-- Start Input data --

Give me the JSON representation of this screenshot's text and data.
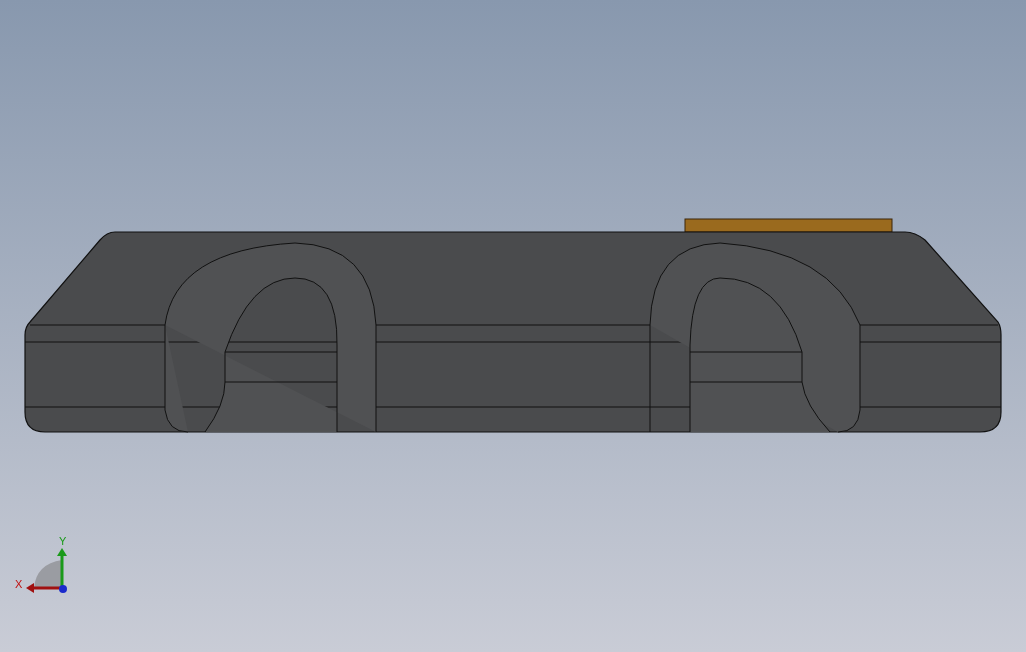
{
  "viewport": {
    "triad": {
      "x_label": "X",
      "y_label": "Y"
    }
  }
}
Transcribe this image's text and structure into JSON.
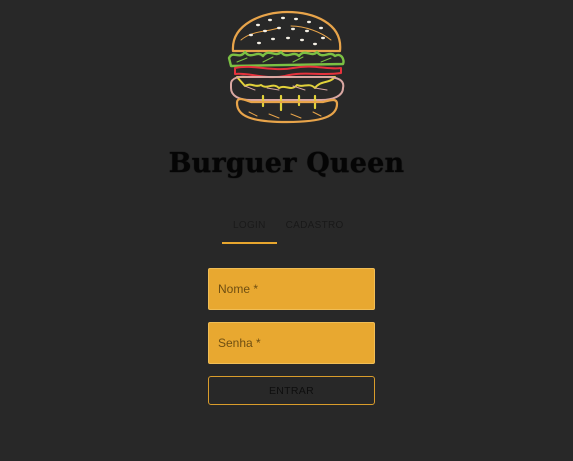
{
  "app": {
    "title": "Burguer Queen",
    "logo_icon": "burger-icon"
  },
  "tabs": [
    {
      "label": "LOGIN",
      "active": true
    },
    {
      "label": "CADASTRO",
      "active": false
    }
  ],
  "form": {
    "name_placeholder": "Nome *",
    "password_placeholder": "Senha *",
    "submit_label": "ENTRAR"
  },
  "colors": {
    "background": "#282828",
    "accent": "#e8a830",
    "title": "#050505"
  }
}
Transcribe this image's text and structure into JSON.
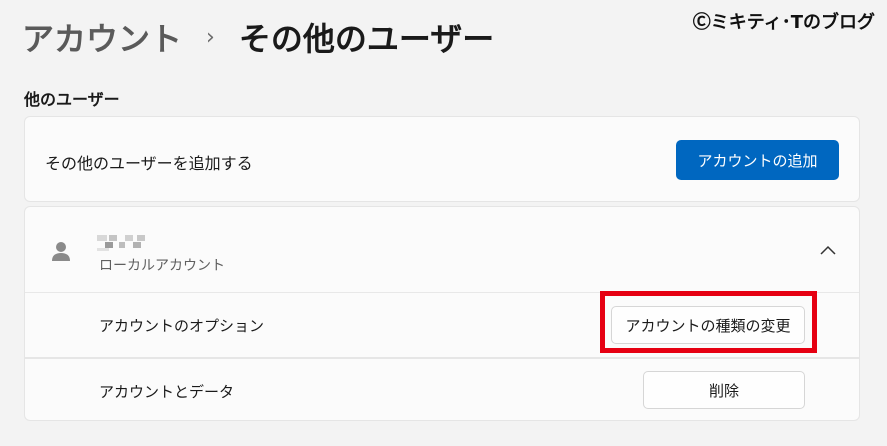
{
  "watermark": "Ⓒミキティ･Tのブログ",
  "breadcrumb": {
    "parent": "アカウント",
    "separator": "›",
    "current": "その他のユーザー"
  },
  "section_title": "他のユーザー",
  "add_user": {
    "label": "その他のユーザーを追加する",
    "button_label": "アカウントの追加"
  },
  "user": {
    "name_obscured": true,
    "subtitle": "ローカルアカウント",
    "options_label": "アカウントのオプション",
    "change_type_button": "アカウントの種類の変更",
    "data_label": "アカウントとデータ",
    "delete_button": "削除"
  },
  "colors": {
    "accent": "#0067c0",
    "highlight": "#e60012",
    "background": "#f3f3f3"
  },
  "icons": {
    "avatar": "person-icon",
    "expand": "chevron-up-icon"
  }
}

-- End Input data --

--- Problem description ---
Quote every entry exactly, with the pictures omitted.

--- Correct answer ---
Give me the JSON representation of this screenshot's text and data.
{
  "viewport": {
    "triad": {
      "x_label": "X",
      "y_label": "Y"
    }
  }
}
Transcribe this image's text and structure into JSON.
{
  "app": {
    "title": "Burguer Queen",
    "logo_icon": "burger-icon"
  },
  "tabs": [
    {
      "label": "LOGIN",
      "active": true
    },
    {
      "label": "CADASTRO",
      "active": false
    }
  ],
  "form": {
    "name_placeholder": "Nome *",
    "password_placeholder": "Senha *",
    "submit_label": "ENTRAR"
  },
  "colors": {
    "background": "#282828",
    "accent": "#e8a830",
    "title": "#050505"
  }
}
Transcribe this image's text and structure into JSON.
{
  "watermark": "Ⓒミキティ･Tのブログ",
  "breadcrumb": {
    "parent": "アカウント",
    "separator": "›",
    "current": "その他のユーザー"
  },
  "section_title": "他のユーザー",
  "add_user": {
    "label": "その他のユーザーを追加する",
    "button_label": "アカウントの追加"
  },
  "user": {
    "name_obscured": true,
    "subtitle": "ローカルアカウント",
    "options_label": "アカウントのオプション",
    "change_type_button": "アカウントの種類の変更",
    "data_label": "アカウントとデータ",
    "delete_button": "削除"
  },
  "colors": {
    "accent": "#0067c0",
    "highlight": "#e60012",
    "background": "#f3f3f3"
  },
  "icons": {
    "avatar": "person-icon",
    "expand": "chevron-up-icon"
  }
}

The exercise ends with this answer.